▶ [Work instructions]: Gather each line containing the string "Range" from these entries.

▶ [Provided information]:
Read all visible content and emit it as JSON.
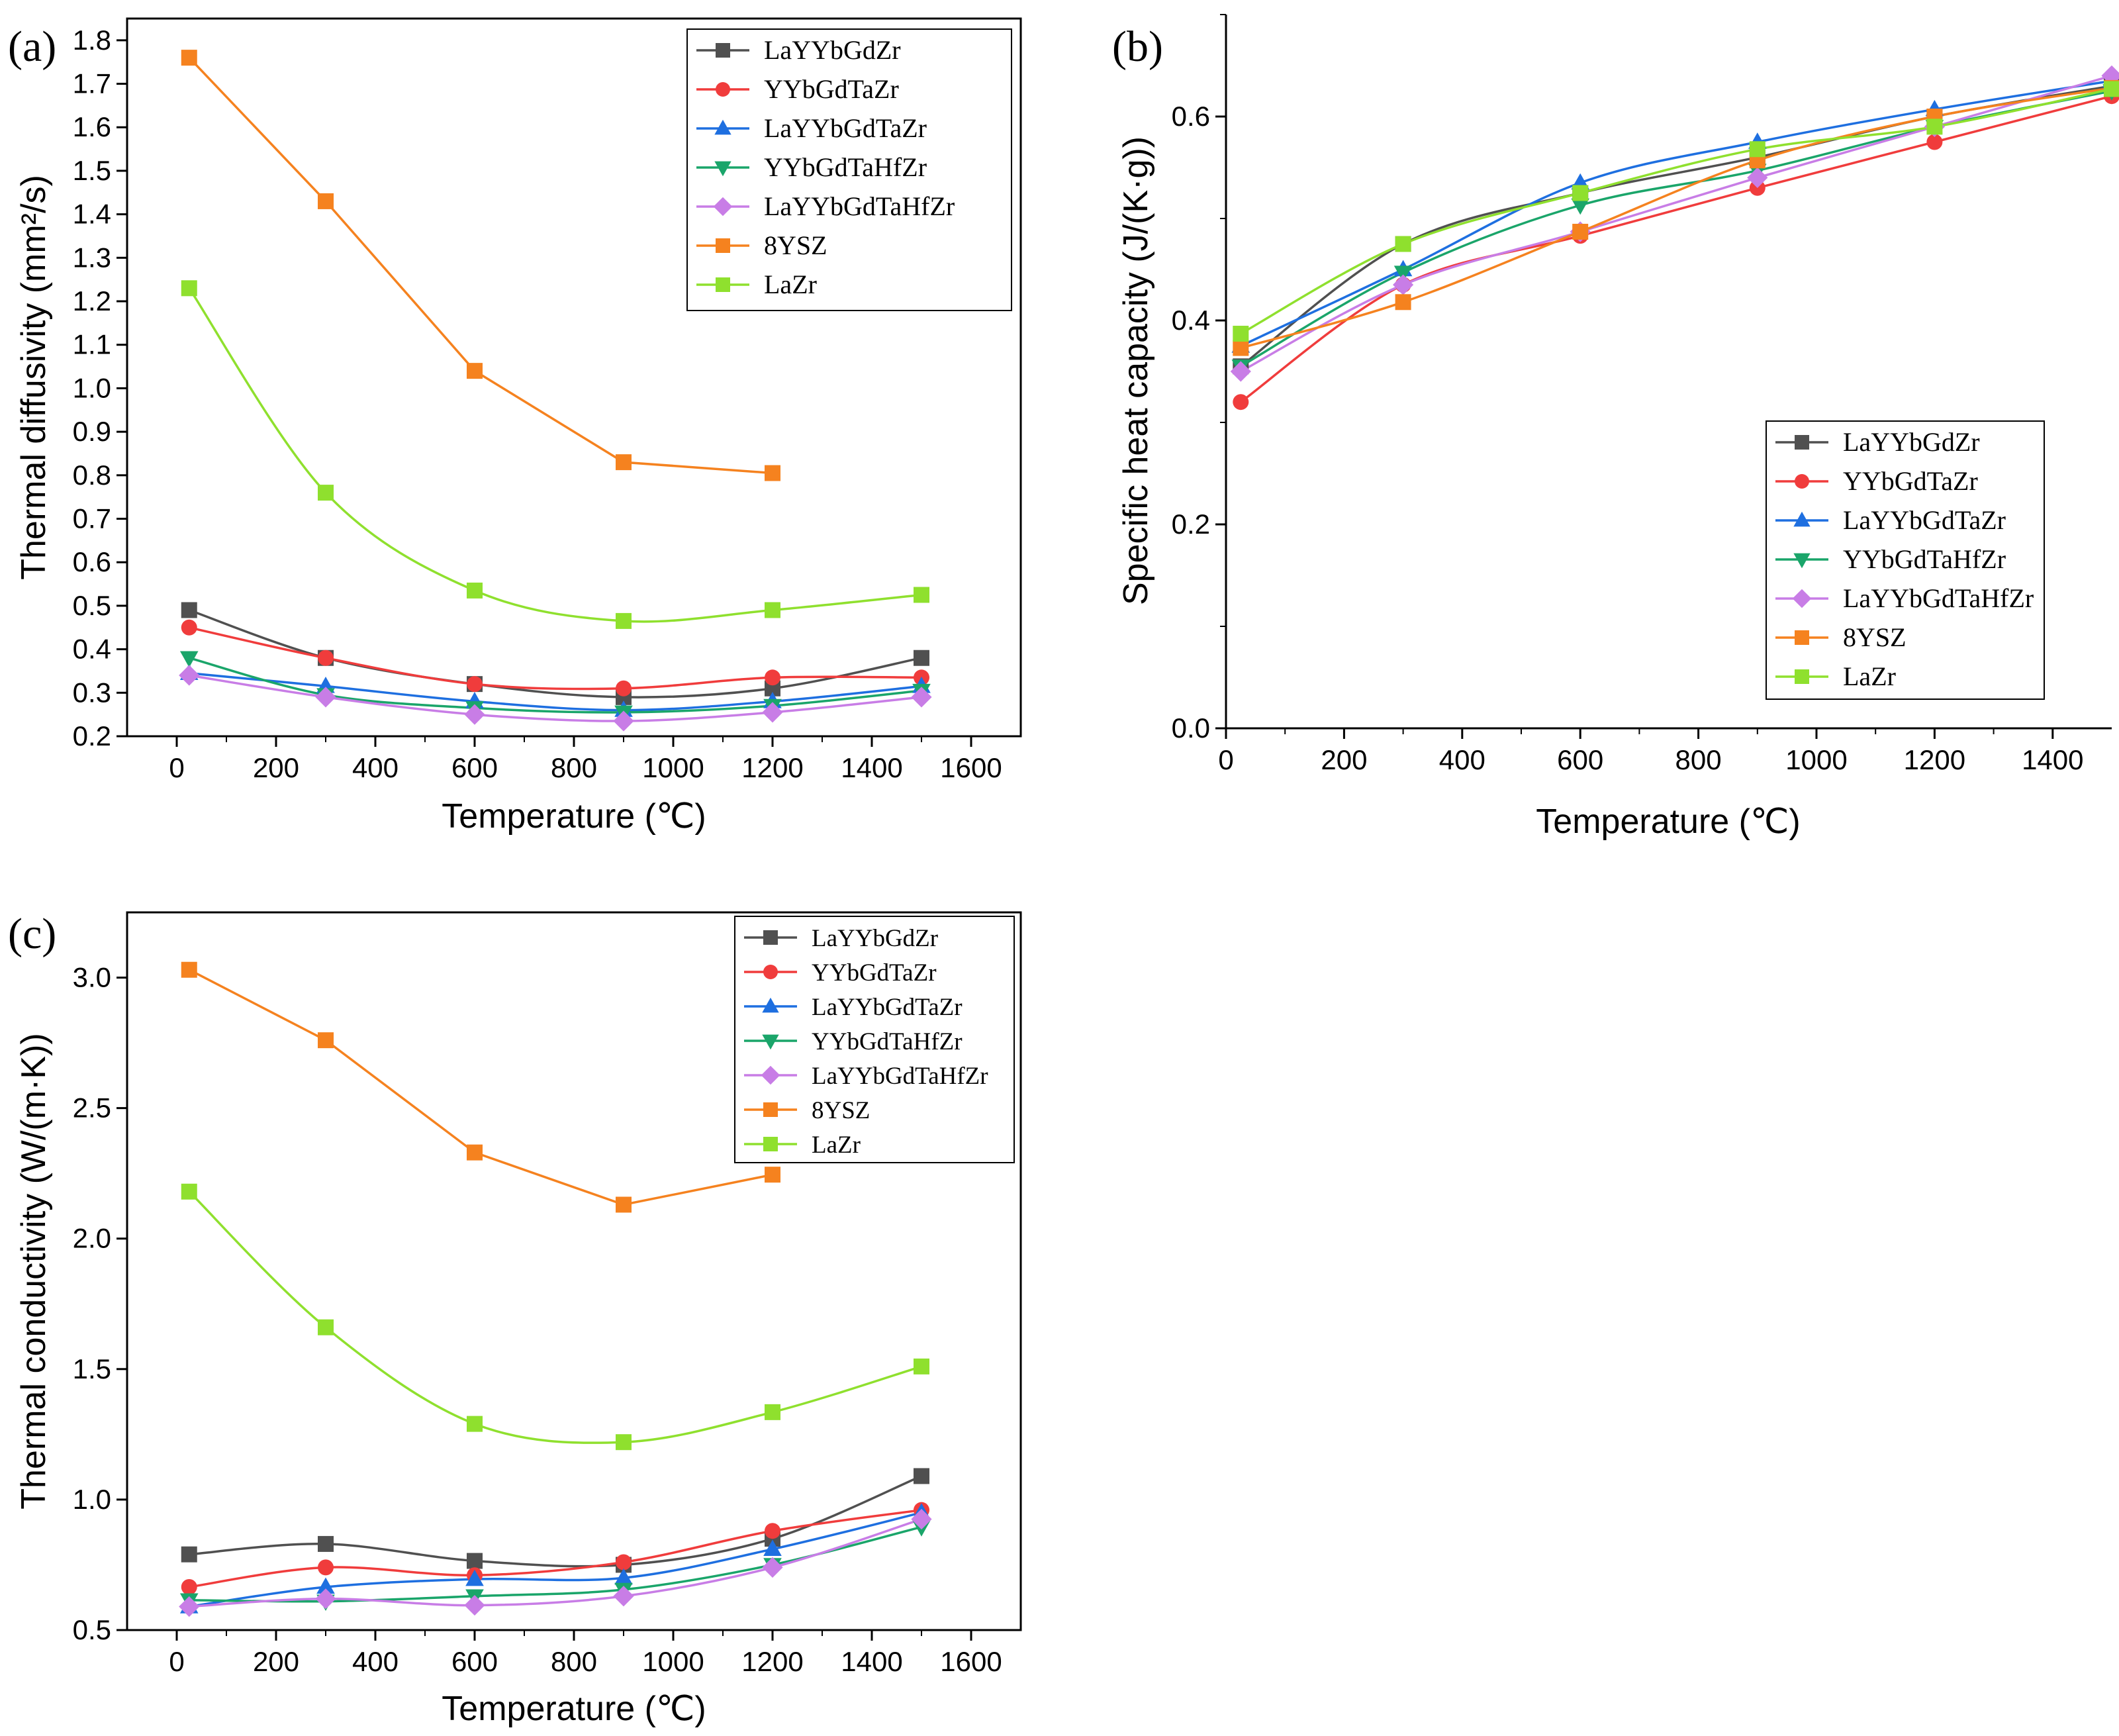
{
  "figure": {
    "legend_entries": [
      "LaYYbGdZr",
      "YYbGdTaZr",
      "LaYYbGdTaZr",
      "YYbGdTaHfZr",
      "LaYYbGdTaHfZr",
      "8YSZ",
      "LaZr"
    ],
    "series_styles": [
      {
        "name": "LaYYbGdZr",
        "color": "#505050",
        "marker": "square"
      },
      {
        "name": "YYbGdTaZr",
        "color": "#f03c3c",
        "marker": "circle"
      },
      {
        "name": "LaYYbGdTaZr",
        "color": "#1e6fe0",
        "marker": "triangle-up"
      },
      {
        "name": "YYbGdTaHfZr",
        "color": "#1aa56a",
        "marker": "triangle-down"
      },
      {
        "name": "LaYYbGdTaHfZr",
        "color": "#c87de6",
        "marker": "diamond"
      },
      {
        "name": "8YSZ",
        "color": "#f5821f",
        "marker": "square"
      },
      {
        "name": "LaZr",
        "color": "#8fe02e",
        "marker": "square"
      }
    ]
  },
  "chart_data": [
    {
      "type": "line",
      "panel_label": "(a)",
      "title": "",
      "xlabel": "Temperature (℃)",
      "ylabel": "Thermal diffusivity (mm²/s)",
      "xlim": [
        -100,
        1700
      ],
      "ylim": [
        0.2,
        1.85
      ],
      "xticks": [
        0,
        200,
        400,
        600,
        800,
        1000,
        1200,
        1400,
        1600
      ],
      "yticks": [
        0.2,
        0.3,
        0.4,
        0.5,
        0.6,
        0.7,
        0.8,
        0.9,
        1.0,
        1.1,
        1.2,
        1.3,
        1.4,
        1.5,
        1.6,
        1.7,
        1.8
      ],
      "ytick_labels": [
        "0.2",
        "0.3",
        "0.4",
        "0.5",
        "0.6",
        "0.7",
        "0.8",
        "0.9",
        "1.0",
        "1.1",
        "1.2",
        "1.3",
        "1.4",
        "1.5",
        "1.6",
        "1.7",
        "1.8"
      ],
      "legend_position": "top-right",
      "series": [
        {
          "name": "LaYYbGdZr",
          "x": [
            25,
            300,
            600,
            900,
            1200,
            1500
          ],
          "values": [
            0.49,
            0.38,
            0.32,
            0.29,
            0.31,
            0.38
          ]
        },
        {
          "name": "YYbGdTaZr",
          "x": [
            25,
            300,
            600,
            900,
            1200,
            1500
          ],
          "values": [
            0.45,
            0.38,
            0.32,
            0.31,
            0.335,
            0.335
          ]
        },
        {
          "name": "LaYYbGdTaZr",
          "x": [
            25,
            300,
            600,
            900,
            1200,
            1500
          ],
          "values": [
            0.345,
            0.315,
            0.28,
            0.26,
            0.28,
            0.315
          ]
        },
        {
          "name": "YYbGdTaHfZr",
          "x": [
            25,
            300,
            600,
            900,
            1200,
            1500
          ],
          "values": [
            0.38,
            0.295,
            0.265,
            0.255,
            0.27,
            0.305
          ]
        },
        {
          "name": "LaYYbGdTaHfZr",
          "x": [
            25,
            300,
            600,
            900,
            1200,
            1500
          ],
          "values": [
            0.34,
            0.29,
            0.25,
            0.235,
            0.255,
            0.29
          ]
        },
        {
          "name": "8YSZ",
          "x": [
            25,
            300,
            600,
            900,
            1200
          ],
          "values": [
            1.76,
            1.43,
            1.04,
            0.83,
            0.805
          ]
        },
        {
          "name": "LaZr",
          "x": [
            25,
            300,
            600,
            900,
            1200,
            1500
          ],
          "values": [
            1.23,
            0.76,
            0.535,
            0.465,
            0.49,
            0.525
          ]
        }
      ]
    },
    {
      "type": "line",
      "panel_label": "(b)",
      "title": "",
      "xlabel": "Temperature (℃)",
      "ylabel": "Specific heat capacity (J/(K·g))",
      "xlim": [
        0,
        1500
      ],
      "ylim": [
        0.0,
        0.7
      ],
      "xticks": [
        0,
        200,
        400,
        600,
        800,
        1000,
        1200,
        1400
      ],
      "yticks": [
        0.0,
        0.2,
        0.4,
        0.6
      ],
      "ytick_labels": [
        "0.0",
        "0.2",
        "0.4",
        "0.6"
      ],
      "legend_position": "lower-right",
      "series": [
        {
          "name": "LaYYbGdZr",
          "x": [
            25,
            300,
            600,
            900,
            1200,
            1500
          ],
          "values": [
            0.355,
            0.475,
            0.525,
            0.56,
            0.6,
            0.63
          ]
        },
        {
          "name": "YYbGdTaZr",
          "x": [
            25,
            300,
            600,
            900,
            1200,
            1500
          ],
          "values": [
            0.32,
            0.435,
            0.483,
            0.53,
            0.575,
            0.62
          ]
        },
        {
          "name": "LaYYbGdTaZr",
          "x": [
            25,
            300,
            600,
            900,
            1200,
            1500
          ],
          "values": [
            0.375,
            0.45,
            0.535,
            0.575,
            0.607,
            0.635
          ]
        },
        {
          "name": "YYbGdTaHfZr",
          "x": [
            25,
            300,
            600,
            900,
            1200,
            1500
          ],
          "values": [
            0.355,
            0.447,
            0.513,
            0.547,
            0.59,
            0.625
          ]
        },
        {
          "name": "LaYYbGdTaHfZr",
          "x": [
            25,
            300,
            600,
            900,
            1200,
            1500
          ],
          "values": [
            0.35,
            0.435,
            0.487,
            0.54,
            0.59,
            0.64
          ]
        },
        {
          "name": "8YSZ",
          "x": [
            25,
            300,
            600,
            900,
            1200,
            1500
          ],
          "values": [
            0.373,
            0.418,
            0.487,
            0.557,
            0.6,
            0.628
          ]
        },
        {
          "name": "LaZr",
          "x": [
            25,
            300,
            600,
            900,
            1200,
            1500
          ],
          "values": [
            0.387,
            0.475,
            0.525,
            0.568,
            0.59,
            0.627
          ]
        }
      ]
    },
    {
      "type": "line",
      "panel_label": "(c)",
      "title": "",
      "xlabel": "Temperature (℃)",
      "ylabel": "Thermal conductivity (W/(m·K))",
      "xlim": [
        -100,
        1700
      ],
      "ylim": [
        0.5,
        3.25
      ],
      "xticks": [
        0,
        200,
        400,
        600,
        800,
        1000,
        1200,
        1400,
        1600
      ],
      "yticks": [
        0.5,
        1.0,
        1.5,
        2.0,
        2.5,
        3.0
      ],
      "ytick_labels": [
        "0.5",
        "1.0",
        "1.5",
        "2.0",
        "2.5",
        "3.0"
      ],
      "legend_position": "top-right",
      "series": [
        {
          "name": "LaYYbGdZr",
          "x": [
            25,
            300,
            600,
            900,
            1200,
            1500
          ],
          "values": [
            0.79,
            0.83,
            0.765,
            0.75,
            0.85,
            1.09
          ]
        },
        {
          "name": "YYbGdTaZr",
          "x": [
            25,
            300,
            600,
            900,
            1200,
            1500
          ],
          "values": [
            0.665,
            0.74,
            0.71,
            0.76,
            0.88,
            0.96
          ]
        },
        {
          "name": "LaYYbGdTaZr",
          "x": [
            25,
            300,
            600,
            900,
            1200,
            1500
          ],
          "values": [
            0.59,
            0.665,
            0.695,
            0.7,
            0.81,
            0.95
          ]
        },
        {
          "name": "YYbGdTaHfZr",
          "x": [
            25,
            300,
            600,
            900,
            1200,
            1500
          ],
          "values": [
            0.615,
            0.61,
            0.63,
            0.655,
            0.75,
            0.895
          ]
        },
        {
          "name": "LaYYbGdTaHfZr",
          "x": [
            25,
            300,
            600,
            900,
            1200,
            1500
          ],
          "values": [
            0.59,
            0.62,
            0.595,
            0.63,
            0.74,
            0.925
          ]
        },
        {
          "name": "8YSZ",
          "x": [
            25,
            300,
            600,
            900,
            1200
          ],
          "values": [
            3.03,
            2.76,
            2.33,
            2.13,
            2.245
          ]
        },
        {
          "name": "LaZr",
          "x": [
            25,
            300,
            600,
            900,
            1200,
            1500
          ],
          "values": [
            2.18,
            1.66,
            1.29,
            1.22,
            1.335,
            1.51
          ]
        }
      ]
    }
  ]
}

---

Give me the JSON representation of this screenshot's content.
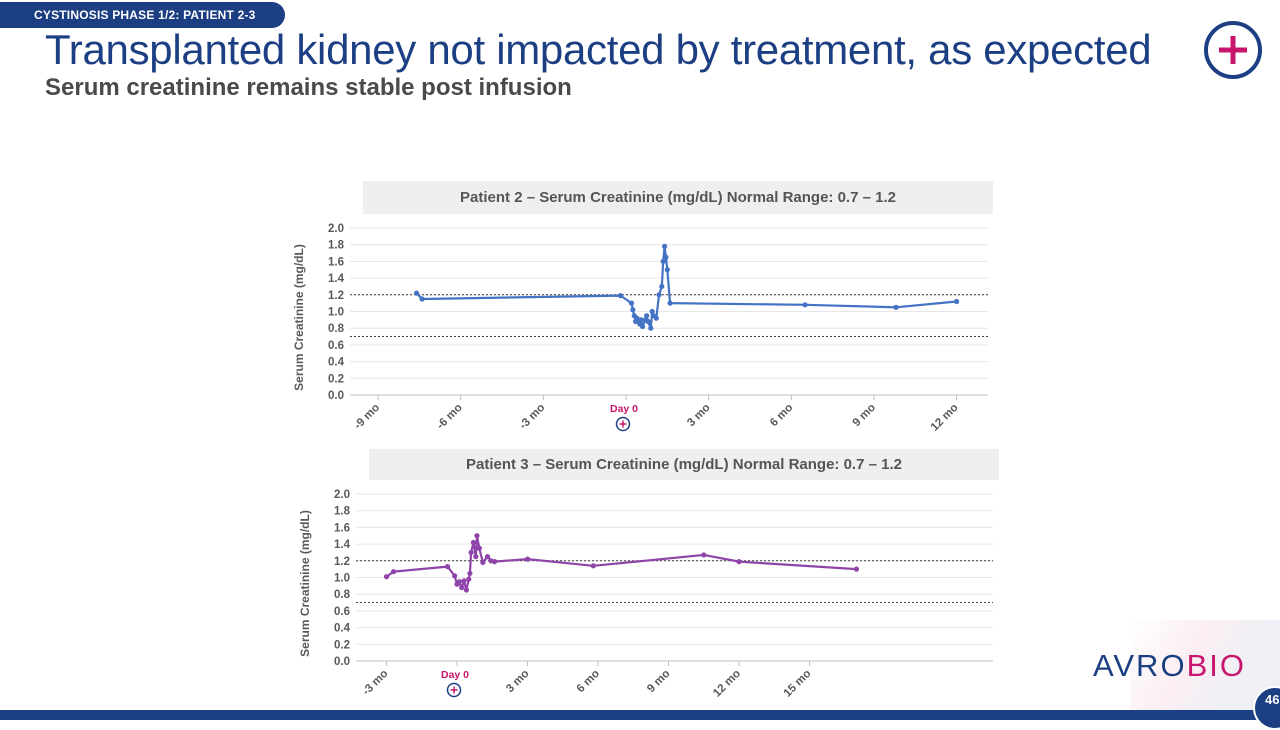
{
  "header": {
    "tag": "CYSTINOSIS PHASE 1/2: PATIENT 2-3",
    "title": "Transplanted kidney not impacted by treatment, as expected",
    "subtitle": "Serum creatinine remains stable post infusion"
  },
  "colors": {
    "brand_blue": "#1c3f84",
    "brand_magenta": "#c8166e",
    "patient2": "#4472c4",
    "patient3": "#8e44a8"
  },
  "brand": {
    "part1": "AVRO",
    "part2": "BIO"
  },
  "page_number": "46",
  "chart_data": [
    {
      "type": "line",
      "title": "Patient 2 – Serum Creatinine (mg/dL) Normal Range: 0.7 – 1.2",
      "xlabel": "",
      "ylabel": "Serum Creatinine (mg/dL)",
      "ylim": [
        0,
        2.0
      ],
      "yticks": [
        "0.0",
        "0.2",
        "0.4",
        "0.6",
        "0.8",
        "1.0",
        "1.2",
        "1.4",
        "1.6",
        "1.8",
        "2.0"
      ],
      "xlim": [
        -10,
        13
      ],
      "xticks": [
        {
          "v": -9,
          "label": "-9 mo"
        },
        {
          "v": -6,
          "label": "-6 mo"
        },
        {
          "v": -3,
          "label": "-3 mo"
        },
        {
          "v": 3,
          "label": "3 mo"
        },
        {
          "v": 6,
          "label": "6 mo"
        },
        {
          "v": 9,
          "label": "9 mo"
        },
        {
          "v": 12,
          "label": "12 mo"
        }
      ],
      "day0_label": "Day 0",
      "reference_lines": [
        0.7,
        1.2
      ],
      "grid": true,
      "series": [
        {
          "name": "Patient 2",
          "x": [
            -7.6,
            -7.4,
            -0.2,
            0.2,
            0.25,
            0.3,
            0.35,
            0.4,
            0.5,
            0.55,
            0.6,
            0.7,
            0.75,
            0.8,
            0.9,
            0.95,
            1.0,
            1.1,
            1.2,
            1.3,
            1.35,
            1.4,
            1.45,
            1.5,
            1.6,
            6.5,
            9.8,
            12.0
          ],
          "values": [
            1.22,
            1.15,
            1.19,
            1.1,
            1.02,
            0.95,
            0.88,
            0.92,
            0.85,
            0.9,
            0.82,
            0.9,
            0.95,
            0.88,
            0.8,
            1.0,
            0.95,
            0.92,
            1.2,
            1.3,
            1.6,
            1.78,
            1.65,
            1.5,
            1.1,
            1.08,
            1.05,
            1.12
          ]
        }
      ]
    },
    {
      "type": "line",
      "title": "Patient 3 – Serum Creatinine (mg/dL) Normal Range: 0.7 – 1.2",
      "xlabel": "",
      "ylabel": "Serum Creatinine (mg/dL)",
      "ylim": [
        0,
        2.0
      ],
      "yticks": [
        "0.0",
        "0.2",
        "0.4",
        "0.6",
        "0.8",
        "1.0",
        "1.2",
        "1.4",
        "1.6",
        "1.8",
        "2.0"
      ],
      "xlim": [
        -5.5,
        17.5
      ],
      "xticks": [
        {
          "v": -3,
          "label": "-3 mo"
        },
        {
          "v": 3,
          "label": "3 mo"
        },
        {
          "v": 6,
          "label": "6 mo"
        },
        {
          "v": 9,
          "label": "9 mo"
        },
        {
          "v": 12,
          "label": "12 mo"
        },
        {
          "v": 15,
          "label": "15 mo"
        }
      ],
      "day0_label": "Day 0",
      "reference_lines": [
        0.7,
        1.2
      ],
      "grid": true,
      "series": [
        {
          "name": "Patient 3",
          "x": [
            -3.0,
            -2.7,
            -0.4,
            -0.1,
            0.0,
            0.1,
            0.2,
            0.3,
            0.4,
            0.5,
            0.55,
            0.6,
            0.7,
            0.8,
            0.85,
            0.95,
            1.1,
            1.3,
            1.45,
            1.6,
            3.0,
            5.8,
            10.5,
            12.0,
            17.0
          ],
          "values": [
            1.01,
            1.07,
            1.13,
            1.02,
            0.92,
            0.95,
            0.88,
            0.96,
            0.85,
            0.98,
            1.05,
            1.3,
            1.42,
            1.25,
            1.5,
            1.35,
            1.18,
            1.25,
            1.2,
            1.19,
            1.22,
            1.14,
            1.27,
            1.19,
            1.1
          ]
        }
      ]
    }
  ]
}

▶ [Exercise answer]:
      "title": "Patient 2 – Serum Creatinine (mg/dL) Normal Range: 0.7 – 1.2",
      "title": "Patient 3 – Serum Creatinine (mg/dL) Normal Range: 0.7 – 1.2",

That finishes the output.